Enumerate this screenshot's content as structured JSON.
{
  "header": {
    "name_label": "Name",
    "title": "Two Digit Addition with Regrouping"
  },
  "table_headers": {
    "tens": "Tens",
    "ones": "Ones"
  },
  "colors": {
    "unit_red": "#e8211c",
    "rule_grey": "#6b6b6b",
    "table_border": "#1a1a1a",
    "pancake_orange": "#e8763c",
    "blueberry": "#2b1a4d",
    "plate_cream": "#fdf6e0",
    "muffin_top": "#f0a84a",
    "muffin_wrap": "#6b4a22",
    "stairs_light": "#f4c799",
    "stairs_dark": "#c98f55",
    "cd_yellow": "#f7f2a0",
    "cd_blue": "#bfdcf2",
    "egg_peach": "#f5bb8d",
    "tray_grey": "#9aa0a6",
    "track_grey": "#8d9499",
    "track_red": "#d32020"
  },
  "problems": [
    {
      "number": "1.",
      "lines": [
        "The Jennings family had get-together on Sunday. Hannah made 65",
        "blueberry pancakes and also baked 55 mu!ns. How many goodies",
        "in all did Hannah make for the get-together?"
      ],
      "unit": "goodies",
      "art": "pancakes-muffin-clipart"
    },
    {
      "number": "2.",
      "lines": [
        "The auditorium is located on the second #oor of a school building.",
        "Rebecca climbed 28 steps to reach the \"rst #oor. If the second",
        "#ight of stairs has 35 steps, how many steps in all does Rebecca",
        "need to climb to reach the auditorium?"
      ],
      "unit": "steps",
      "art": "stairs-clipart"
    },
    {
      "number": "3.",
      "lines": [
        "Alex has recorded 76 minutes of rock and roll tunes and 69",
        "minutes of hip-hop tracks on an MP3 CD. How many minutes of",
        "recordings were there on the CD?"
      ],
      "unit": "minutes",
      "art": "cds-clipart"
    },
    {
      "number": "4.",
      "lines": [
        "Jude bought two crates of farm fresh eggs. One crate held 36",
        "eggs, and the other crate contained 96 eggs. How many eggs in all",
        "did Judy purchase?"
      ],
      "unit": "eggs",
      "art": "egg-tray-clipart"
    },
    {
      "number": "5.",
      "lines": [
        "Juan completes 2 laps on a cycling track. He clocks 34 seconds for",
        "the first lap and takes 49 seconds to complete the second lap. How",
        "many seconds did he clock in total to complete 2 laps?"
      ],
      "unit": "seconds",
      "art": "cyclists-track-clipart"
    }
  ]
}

Job: Write the listing out again, exactly as it reads.

Correct output:
Enumerate this screenshot's content as structured JSON.
{
  "header": {
    "name_label": "Name",
    "title": "Two Digit Addition with Regrouping"
  },
  "table_headers": {
    "tens": "Tens",
    "ones": "Ones"
  },
  "colors": {
    "unit_red": "#e8211c",
    "rule_grey": "#6b6b6b",
    "table_border": "#1a1a1a",
    "pancake_orange": "#e8763c",
    "blueberry": "#2b1a4d",
    "plate_cream": "#fdf6e0",
    "muffin_top": "#f0a84a",
    "muffin_wrap": "#6b4a22",
    "stairs_light": "#f4c799",
    "stairs_dark": "#c98f55",
    "cd_yellow": "#f7f2a0",
    "cd_blue": "#bfdcf2",
    "egg_peach": "#f5bb8d",
    "tray_grey": "#9aa0a6",
    "track_grey": "#8d9499",
    "track_red": "#d32020"
  },
  "problems": [
    {
      "number": "1.",
      "lines": [
        "The Jennings family had get-together on Sunday. Hannah made 65",
        "blueberry pancakes and also baked 55 mu!ns. How many goodies",
        "in all did Hannah make for the get-together?"
      ],
      "unit": "goodies",
      "art": "pancakes-muffin-clipart"
    },
    {
      "number": "2.",
      "lines": [
        "The auditorium is located on the second #oor of a school building.",
        "Rebecca climbed 28 steps to reach the \"rst #oor. If the second",
        "#ight of stairs has 35 steps, how many steps in all does Rebecca",
        "need to climb to reach the auditorium?"
      ],
      "unit": "steps",
      "art": "stairs-clipart"
    },
    {
      "number": "3.",
      "lines": [
        "Alex has recorded 76 minutes of rock and roll tunes and 69",
        "minutes of hip-hop tracks on an MP3 CD. How many minutes of",
        "recordings were there on the CD?"
      ],
      "unit": "minutes",
      "art": "cds-clipart"
    },
    {
      "number": "4.",
      "lines": [
        "Jude bought two crates of farm fresh eggs. One crate held 36",
        "eggs, and the other crate contained 96 eggs. How many eggs in all",
        "did Judy purchase?"
      ],
      "unit": "eggs",
      "art": "egg-tray-clipart"
    },
    {
      "number": "5.",
      "lines": [
        "Juan completes 2 laps on a cycling track. He clocks 34 seconds for",
        "the first lap and takes 49 seconds to complete the second lap. How",
        "many seconds did he clock in total to complete 2 laps?"
      ],
      "unit": "seconds",
      "art": "cyclists-track-clipart"
    }
  ]
}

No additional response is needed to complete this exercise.